-- BEGIN --

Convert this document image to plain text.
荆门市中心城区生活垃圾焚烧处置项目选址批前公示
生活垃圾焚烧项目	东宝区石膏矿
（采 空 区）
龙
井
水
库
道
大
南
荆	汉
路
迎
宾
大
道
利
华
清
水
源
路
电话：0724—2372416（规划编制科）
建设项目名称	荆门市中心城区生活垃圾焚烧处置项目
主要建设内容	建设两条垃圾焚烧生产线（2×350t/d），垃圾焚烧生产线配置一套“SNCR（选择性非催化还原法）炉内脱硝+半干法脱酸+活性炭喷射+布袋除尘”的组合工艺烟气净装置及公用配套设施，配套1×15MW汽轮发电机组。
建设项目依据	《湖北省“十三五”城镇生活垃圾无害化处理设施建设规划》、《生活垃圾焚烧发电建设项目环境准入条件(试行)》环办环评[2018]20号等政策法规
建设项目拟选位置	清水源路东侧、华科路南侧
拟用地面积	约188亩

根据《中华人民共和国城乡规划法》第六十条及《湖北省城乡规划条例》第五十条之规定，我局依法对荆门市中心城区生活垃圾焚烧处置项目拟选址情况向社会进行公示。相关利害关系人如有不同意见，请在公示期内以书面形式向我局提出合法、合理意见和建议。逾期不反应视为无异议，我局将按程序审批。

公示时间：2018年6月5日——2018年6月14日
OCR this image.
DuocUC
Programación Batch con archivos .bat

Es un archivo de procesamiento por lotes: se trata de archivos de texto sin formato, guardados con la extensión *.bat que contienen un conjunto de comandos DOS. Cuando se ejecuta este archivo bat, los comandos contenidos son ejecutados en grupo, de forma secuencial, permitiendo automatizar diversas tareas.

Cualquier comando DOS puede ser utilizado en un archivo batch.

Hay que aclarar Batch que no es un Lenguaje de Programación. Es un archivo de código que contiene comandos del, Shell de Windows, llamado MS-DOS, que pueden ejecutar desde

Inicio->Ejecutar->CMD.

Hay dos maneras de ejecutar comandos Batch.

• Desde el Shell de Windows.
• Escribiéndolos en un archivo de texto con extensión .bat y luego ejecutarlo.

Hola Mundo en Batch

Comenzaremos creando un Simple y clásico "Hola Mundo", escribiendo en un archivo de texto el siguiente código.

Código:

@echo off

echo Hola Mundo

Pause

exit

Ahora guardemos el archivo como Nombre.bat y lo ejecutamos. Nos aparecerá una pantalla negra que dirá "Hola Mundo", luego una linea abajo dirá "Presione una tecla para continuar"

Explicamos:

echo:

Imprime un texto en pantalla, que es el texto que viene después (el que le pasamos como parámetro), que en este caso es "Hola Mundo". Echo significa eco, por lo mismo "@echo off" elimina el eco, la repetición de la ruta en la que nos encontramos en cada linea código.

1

-- END --

Problem statement:
Nothing outside the span should appear: transcribe the lines from the one containing "OCR this image." through the last line of the records.

Task solution:
OCR this image.
DuocUC
Programación Batch con archivos .bat

Es un archivo de procesamiento por lotes: se trata de archivos de texto sin formato, guardados con la extensión *.bat que contienen un conjunto de comandos DOS. Cuando se ejecuta este archivo bat, los comandos contenidos son ejecutados en grupo, de forma secuencial, permitiendo automatizar diversas tareas.

Cualquier comando DOS puede ser utilizado en un archivo batch.

Hay que aclarar Batch que no es un Lenguaje de Programación. Es un archivo de código que contiene comandos del, Shell de Windows, llamado MS-DOS, que pueden ejecutar desde

Inicio->Ejecutar->CMD.

Hay dos maneras de ejecutar comandos Batch.

• Desde el Shell de Windows.
• Escribiéndolos en un archivo de texto con extensión .bat y luego ejecutarlo.

Hola Mundo en Batch

Comenzaremos creando un Simple y clásico "Hola Mundo", escribiendo en un archivo de texto el siguiente código.

Código:

@echo off

echo Hola Mundo

Pause

exit

Ahora guardemos el archivo como Nombre.bat y lo ejecutamos. Nos aparecerá una pantalla negra que dirá "Hola Mundo", luego una linea abajo dirá "Presione una tecla para continuar"

Explicamos:

echo:

Imprime un texto en pantalla, que es el texto que viene después (el que le pasamos como parámetro), que en este caso es "Hola Mundo". Echo significa eco, por lo mismo "@echo off" elimina el eco, la repetición de la ruta en la que nos encontramos en cada linea código.

1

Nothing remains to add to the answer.